Part of a data file:
## BEGIN
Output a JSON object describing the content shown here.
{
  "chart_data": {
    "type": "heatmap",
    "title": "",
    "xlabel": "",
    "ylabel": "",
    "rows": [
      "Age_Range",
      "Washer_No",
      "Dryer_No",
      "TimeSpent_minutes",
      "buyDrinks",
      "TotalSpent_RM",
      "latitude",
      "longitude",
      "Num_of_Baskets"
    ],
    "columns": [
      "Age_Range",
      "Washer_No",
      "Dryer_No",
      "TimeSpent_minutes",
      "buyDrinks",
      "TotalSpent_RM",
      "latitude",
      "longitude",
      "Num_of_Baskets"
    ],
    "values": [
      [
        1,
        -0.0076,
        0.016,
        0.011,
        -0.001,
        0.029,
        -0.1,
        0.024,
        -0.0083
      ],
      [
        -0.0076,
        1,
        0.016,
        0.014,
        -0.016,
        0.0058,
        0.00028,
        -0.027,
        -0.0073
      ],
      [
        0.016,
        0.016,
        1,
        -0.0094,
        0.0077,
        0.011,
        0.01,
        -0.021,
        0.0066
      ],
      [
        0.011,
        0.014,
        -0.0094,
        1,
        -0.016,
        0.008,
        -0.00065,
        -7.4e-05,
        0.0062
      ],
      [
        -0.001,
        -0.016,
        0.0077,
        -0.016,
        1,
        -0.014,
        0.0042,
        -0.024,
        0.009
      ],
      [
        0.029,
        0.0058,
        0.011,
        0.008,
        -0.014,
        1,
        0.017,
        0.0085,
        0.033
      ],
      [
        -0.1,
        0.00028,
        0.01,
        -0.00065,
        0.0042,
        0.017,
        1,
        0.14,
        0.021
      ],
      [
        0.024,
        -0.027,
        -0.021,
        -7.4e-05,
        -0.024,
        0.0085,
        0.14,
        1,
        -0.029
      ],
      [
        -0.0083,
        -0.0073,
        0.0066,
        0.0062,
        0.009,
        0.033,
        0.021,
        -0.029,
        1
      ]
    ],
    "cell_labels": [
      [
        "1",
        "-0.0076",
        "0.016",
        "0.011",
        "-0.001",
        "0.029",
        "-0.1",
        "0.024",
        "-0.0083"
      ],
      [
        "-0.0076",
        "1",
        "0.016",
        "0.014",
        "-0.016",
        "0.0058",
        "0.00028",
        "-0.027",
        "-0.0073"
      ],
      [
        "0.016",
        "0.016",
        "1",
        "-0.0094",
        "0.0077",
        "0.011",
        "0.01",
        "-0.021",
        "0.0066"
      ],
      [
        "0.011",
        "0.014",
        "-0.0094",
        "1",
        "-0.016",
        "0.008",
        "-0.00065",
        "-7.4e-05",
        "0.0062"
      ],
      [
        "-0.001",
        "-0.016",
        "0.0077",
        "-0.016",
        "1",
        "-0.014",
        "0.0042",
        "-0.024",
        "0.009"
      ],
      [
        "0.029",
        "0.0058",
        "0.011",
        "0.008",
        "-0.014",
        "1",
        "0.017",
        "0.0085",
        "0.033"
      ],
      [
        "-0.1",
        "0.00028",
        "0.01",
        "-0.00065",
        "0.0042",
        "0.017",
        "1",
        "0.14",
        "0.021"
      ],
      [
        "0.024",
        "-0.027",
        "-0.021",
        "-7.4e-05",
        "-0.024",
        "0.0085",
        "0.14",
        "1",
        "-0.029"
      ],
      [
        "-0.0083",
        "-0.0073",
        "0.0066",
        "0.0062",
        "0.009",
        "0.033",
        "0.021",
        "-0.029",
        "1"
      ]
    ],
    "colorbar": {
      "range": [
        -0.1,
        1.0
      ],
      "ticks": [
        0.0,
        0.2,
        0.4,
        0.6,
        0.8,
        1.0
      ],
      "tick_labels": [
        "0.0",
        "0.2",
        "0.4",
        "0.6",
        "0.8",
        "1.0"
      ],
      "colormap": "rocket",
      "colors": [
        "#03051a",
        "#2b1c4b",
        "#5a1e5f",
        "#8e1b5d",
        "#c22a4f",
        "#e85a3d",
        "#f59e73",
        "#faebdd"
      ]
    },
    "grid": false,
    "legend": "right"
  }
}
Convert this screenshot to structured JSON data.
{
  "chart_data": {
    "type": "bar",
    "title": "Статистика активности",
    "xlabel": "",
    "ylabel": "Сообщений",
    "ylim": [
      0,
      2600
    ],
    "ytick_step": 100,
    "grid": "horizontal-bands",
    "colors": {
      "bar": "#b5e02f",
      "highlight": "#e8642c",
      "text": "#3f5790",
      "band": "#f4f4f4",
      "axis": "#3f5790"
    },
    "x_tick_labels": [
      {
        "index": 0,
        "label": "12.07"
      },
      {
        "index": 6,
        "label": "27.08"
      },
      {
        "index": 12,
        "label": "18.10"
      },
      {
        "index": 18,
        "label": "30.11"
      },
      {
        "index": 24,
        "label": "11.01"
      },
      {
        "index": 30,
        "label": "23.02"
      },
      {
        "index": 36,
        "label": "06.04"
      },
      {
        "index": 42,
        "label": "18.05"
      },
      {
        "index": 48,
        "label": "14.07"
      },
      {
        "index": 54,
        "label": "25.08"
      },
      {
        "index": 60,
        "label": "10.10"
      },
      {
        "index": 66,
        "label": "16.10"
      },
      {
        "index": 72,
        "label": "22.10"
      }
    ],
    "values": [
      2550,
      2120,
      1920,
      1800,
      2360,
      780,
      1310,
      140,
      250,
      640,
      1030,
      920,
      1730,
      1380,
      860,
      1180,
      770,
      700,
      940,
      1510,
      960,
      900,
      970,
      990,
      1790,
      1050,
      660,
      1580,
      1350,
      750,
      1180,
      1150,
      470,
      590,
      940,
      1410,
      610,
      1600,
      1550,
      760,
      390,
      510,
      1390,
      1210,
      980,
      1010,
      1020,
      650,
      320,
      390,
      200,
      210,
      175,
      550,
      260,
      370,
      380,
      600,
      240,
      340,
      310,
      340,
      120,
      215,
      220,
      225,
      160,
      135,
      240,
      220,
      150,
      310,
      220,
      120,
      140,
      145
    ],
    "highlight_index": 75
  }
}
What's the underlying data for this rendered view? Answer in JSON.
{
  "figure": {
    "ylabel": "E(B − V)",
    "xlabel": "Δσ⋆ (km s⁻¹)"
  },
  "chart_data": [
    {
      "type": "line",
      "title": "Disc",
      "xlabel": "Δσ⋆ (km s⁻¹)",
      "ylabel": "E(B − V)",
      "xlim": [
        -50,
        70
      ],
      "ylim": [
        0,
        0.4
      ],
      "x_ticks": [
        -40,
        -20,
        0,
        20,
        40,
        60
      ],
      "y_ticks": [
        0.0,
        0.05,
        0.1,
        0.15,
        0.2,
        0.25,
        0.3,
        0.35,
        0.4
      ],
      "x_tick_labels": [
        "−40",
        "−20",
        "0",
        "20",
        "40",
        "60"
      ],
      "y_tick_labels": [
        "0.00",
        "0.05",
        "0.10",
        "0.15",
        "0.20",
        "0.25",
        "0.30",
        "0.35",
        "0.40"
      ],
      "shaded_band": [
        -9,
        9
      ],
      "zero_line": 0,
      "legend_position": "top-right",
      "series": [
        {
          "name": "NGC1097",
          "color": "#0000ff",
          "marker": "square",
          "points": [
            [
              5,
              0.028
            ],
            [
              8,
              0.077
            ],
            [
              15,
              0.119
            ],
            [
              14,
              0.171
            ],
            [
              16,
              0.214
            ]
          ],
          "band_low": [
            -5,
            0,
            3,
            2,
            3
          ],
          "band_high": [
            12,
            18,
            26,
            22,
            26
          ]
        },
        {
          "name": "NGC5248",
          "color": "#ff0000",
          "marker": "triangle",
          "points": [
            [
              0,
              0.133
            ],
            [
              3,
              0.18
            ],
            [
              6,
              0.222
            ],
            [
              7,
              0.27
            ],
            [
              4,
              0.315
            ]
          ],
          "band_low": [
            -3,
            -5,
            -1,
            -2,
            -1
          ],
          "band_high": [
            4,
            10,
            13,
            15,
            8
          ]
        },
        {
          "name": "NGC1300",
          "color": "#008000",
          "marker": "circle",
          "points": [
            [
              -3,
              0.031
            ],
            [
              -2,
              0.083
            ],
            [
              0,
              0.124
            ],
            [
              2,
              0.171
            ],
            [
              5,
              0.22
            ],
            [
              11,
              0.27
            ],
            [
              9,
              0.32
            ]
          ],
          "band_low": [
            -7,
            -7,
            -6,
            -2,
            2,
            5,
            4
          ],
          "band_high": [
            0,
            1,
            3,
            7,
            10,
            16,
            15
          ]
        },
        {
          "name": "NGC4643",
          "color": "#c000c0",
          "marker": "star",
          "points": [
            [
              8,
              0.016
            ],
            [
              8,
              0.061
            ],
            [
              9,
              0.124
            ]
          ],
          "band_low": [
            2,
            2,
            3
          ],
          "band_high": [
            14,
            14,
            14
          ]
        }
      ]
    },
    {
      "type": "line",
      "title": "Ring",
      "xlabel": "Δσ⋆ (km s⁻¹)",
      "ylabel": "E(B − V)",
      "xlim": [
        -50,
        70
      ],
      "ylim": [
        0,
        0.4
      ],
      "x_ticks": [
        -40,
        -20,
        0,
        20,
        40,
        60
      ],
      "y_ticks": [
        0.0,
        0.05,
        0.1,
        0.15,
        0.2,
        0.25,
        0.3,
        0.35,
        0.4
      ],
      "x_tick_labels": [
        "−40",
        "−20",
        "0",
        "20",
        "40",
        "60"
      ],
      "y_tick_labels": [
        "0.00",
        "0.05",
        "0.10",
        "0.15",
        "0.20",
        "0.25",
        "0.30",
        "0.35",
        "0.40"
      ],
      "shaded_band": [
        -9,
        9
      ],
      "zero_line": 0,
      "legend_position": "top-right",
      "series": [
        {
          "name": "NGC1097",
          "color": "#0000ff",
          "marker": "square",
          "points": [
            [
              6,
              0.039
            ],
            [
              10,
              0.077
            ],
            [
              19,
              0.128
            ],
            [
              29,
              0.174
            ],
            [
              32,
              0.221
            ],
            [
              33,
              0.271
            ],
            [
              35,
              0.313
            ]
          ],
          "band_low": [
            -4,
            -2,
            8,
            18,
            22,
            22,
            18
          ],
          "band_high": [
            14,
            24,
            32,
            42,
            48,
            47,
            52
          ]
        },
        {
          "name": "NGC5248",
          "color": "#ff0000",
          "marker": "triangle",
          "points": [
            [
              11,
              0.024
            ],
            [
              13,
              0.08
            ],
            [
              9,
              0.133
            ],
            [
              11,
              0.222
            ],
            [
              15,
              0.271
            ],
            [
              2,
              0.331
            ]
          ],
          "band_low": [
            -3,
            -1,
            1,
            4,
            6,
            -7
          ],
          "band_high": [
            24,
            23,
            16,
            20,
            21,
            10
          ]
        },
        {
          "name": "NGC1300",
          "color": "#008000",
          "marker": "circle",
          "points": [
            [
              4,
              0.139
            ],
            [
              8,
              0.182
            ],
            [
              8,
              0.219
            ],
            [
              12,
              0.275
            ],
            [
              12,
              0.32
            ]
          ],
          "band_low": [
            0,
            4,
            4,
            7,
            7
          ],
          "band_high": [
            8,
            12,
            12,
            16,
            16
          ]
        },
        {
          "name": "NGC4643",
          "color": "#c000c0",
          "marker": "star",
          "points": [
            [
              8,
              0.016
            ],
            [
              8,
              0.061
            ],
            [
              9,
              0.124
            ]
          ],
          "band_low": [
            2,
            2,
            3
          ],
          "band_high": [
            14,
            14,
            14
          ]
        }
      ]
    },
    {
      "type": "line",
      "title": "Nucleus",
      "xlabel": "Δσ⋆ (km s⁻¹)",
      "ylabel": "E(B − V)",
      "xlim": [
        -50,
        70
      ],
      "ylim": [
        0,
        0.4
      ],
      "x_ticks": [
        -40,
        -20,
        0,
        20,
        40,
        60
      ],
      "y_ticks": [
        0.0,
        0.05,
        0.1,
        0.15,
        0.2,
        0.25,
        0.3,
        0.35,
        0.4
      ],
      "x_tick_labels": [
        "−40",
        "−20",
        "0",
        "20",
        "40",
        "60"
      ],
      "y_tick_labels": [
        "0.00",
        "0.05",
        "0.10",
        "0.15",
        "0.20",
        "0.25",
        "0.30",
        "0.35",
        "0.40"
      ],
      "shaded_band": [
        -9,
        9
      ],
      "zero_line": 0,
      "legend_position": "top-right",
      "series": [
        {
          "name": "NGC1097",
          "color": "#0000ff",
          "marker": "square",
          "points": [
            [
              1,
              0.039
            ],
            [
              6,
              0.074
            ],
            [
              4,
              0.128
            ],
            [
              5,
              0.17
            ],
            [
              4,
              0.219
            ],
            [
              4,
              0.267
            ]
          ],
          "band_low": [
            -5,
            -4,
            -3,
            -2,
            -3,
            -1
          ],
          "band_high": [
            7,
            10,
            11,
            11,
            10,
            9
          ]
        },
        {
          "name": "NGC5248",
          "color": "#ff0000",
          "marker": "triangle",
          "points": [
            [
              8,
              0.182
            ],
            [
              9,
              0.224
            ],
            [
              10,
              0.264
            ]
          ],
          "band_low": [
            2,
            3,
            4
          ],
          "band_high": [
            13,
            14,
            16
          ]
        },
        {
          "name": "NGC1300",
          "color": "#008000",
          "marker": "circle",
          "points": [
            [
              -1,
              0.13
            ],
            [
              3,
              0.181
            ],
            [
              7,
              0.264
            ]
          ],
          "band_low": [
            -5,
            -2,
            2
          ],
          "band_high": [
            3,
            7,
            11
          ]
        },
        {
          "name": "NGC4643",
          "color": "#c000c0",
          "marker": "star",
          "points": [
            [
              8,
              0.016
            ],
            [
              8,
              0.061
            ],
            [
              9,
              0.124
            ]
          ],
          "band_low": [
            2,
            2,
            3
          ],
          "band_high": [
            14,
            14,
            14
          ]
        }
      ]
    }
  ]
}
## END
- Given instruction: Wherever the string "JSON" appears in the entries above, list that line.

- Output for this exercise:
Output a JSON object describing the content shown here.
Convert this screenshot to structured JSON data.
What's the underlying data for this rendered view? Answer in JSON.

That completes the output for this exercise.